Reproduce all entries word for word.
-- Start Supplied material --
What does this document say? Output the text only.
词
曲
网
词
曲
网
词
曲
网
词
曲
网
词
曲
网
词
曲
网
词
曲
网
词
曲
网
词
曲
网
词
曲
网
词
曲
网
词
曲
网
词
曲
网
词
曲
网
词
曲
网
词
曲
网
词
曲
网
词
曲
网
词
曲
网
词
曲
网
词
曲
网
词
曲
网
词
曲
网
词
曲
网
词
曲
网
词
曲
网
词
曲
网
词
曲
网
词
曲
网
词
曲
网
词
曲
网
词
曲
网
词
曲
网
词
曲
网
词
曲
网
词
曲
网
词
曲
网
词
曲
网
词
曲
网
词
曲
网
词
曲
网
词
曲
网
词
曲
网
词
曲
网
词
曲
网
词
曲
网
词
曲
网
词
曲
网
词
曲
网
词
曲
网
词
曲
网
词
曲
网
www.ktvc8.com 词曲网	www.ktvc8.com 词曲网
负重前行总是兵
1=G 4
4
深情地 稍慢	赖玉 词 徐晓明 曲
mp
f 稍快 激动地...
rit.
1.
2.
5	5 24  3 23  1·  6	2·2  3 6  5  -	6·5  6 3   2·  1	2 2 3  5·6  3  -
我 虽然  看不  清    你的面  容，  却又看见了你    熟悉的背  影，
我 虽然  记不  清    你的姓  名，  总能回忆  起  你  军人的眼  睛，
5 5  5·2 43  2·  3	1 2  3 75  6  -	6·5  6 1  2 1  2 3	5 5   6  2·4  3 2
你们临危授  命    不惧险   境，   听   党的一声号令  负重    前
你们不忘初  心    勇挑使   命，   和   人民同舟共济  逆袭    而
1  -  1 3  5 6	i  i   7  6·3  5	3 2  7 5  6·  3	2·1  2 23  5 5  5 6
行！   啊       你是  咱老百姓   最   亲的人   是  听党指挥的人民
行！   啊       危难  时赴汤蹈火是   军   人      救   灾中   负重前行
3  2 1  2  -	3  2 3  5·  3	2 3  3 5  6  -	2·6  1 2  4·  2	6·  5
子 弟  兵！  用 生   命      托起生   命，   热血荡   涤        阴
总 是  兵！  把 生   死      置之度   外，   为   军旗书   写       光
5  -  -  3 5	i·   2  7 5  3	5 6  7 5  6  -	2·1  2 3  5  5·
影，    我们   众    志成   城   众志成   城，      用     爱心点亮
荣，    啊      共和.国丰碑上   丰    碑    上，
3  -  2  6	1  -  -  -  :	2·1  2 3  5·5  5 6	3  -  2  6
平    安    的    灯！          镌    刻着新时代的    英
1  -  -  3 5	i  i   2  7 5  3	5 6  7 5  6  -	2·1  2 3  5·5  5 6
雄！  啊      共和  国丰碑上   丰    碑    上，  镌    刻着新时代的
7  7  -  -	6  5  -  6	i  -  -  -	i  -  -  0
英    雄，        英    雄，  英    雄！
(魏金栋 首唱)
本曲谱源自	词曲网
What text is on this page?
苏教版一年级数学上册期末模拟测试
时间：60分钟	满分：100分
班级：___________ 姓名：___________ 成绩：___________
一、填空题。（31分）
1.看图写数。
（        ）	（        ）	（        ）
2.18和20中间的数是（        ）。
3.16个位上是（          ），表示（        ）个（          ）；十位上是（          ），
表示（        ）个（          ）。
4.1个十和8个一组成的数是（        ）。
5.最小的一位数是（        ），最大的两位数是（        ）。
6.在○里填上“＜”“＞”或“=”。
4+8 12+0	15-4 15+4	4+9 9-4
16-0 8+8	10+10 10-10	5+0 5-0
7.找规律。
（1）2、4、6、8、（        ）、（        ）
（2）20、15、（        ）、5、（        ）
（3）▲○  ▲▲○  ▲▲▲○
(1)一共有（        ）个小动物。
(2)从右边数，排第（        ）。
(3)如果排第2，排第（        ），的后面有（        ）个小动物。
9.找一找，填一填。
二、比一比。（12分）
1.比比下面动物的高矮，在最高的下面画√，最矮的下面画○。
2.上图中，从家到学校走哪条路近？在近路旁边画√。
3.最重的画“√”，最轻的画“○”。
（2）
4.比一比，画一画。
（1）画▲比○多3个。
-- End Supplied material --
Completed task:
What does this document say? Output the text only.
词
曲
网
词
曲
网
词
曲
网
词
曲
网
词
曲
网
词
曲
网
词
曲
网
词
曲
网
词
曲
网
词
曲
网
词
曲
网
词
曲
网
词
曲
网
词
曲
网
词
曲
网
词
曲
网
词
曲
网
词
曲
网
词
曲
网
词
曲
网
词
曲
网
词
曲
网
词
曲
网
词
曲
网
词
曲
网
词
曲
网
词
曲
网
词
曲
网
词
曲
网
词
曲
网
词
曲
网
词
曲
网
词
曲
网
词
曲
网
词
曲
网
词
曲
网
词
曲
网
词
曲
网
词
曲
网
词
曲
网
词
曲
网
词
曲
网
词
曲
网
词
曲
网
词
曲
网
词
曲
网
词
曲
网
词
曲
网
词
曲
网
词
曲
网
词
曲
网
词
曲
网
www.ktvc8.com 词曲网	www.ktvc8.com 词曲网
负重前行总是兵
1=G 4
4
深情地 稍慢	赖玉 词 徐晓明 曲
mp
f 稍快 激动地...
rit.
1.
2.
5	5 24  3 23  1·  6	2·2  3 6  5  -	6·5  6 3   2·  1	2 2 3  5·6  3  -
我 虽然  看不  清    你的面  容，  却又看见了你    熟悉的背  影，
我 虽然  记不  清    你的姓  名，  总能回忆  起  你  军人的眼  睛，
5 5  5·2 43  2·  3	1 2  3 75  6  -	6·5  6 1  2 1  2 3	5 5   6  2·4  3 2
你们临危授  命    不惧险   境，   听   党的一声号令  负重    前
你们不忘初  心    勇挑使   命，   和   人民同舟共济  逆袭    而
1  -  1 3  5 6	i  i   7  6·3  5	3 2  7 5  6·  3	2·1  2 23  5 5  5 6
行！   啊       你是  咱老百姓   最   亲的人   是  听党指挥的人民
行！   啊       危难  时赴汤蹈火是   军   人      救   灾中   负重前行
3  2 1  2  -	3  2 3  5·  3	2 3  3 5  6  -	2·6  1 2  4·  2	6·  5
子 弟  兵！  用 生   命      托起生   命，   热血荡   涤        阴
总 是  兵！  把 生   死      置之度   外，   为   军旗书   写       光
5  -  -  3 5	i·   2  7 5  3	5 6  7 5  6  -	2·1  2 3  5  5·
影，    我们   众    志成   城   众志成   城，      用     爱心点亮
荣，    啊      共和.国丰碑上   丰    碑    上，
3  -  2  6	1  -  -  -  :	2·1  2 3  5·5  5 6	3  -  2  6
平    安    的    灯！          镌    刻着新时代的    英
1  -  -  3 5	i  i   2  7 5  3	5 6  7 5  6  -	2·1  2 3  5·5  5 6
雄！  啊      共和  国丰碑上   丰    碑    上，  镌    刻着新时代的
7  7  -  -	6  5  -  6	i  -  -  -	i  -  -  0
英    雄，        英    雄，  英    雄！
(魏金栋 首唱)
本曲谱源自	词曲网
What text is on this page?
苏教版一年级数学上册期末模拟测试
时间：60分钟	满分：100分
班级：___________ 姓名：___________ 成绩：___________
一、填空题。（31分）
1.看图写数。
（        ）	（        ）	（        ）
2.18和20中间的数是（        ）。
3.16个位上是（          ），表示（        ）个（          ）；十位上是（          ），
表示（        ）个（          ）。
4.1个十和8个一组成的数是（        ）。
5.最小的一位数是（        ），最大的两位数是（        ）。
6.在○里填上“＜”“＞”或“=”。
4+8 12+0	15-4 15+4	4+9 9-4
16-0 8+8	10+10 10-10	5+0 5-0
7.找规律。
（1）2、4、6、8、（        ）、（        ）
（2）20、15、（        ）、5、（        ）
（3）▲○  ▲▲○  ▲▲▲○
(1)一共有（        ）个小动物。
(2)从右边数，排第（        ）。
(3)如果排第2，排第（        ），的后面有（        ）个小动物。
9.找一找，填一填。
二、比一比。（12分）
1.比比下面动物的高矮，在最高的下面画√，最矮的下面画○。
2.上图中，从家到学校走哪条路近？在近路旁边画√。
3.最重的画“√”，最轻的画“○”。
（2）
4.比一比，画一画。
（1）画▲比○多3个。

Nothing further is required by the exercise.